## Provided information:
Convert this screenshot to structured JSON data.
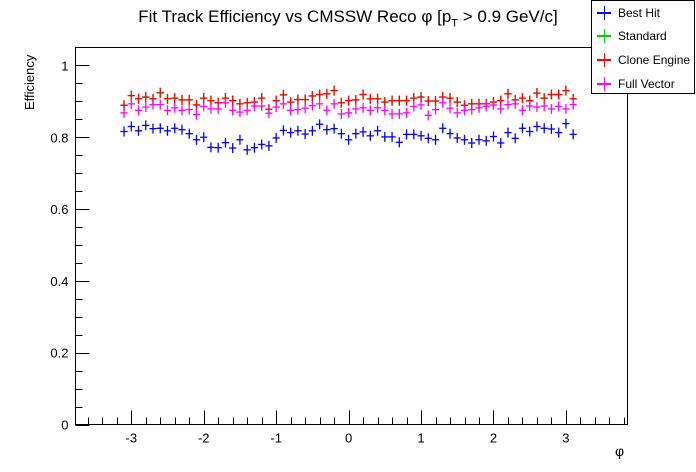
{
  "chart_data": {
    "type": "scatter",
    "title_main": "Fit Track Efficiency vs CMSSW Reco ",
    "title_phi": "φ",
    "title_bracket_open": " [p",
    "title_sub": "T",
    "title_rest": " > 0.9 GeV/c]",
    "xlabel": "φ",
    "ylabel": "Efficiency",
    "xlim": [
      -3.77,
      3.85
    ],
    "ylim": [
      0,
      1.05
    ],
    "x_ticks": [
      -3,
      -2,
      -1,
      0,
      1,
      2,
      3
    ],
    "x_tick_labels": [
      "-3",
      "-2",
      "-1",
      "0",
      "1",
      "2",
      "3"
    ],
    "y_ticks": [
      0,
      0.2,
      0.4,
      0.6,
      0.8,
      1
    ],
    "y_tick_labels": [
      "0",
      "0.2",
      "0.4",
      "0.6",
      "0.8",
      "1"
    ],
    "legend_position": "top-right",
    "x_start": -3.1,
    "x_step": 0.1,
    "series": [
      {
        "name": "Best Hit",
        "color": "#0000ff",
        "values": [
          0.816,
          0.83,
          0.818,
          0.833,
          0.824,
          0.825,
          0.818,
          0.825,
          0.821,
          0.81,
          0.793,
          0.8,
          0.772,
          0.771,
          0.785,
          0.77,
          0.793,
          0.765,
          0.771,
          0.78,
          0.776,
          0.798,
          0.819,
          0.813,
          0.818,
          0.809,
          0.818,
          0.836,
          0.821,
          0.824,
          0.81,
          0.793,
          0.81,
          0.815,
          0.804,
          0.818,
          0.801,
          0.801,
          0.786,
          0.808,
          0.808,
          0.804,
          0.797,
          0.793,
          0.825,
          0.81,
          0.798,
          0.793,
          0.784,
          0.793,
          0.79,
          0.802,
          0.784,
          0.813,
          0.797,
          0.825,
          0.816,
          0.83,
          0.825,
          0.823,
          0.813,
          0.838,
          0.808
        ]
      },
      {
        "name": "Standard",
        "color": "#00cc00",
        "values": [
          0.889,
          0.916,
          0.907,
          0.912,
          0.907,
          0.924,
          0.907,
          0.909,
          0.904,
          0.904,
          0.89,
          0.909,
          0.902,
          0.896,
          0.909,
          0.902,
          0.893,
          0.896,
          0.898,
          0.909,
          0.878,
          0.902,
          0.918,
          0.898,
          0.905,
          0.905,
          0.915,
          0.919,
          0.921,
          0.93,
          0.896,
          0.902,
          0.904,
          0.919,
          0.907,
          0.907,
          0.898,
          0.902,
          0.902,
          0.902,
          0.909,
          0.912,
          0.901,
          0.901,
          0.912,
          0.909,
          0.898,
          0.889,
          0.893,
          0.893,
          0.893,
          0.898,
          0.902,
          0.921,
          0.904,
          0.909,
          0.902,
          0.923,
          0.909,
          0.919,
          0.919,
          0.93,
          0.907
        ]
      },
      {
        "name": "Clone Engine",
        "color": "#ff0000",
        "values": [
          0.889,
          0.916,
          0.907,
          0.912,
          0.907,
          0.924,
          0.907,
          0.909,
          0.904,
          0.904,
          0.89,
          0.909,
          0.902,
          0.896,
          0.909,
          0.902,
          0.893,
          0.896,
          0.898,
          0.909,
          0.878,
          0.902,
          0.918,
          0.898,
          0.905,
          0.905,
          0.915,
          0.919,
          0.921,
          0.93,
          0.896,
          0.902,
          0.904,
          0.919,
          0.907,
          0.907,
          0.898,
          0.902,
          0.902,
          0.902,
          0.909,
          0.912,
          0.901,
          0.901,
          0.912,
          0.909,
          0.898,
          0.889,
          0.893,
          0.893,
          0.893,
          0.898,
          0.902,
          0.921,
          0.904,
          0.909,
          0.902,
          0.923,
          0.909,
          0.919,
          0.919,
          0.93,
          0.907
        ]
      },
      {
        "name": "Full Vector",
        "color": "#ff00ff",
        "values": [
          0.868,
          0.893,
          0.875,
          0.884,
          0.891,
          0.891,
          0.875,
          0.882,
          0.875,
          0.877,
          0.863,
          0.886,
          0.879,
          0.879,
          0.896,
          0.875,
          0.87,
          0.875,
          0.887,
          0.887,
          0.867,
          0.884,
          0.893,
          0.875,
          0.877,
          0.881,
          0.888,
          0.893,
          0.875,
          0.893,
          0.865,
          0.868,
          0.879,
          0.882,
          0.875,
          0.882,
          0.875,
          0.865,
          0.865,
          0.868,
          0.886,
          0.89,
          0.861,
          0.877,
          0.896,
          0.881,
          0.868,
          0.875,
          0.877,
          0.882,
          0.886,
          0.89,
          0.879,
          0.891,
          0.893,
          0.875,
          0.887,
          0.884,
          0.887,
          0.879,
          0.886,
          0.879,
          0.891
        ]
      }
    ]
  }
}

## Written task:
In the entries above, find lines with "color" and copy each.

## Result of this task:
        "color": "#0000ff",
        "color": "#00cc00",
        "color": "#ff0000",
        "color": "#ff00ff",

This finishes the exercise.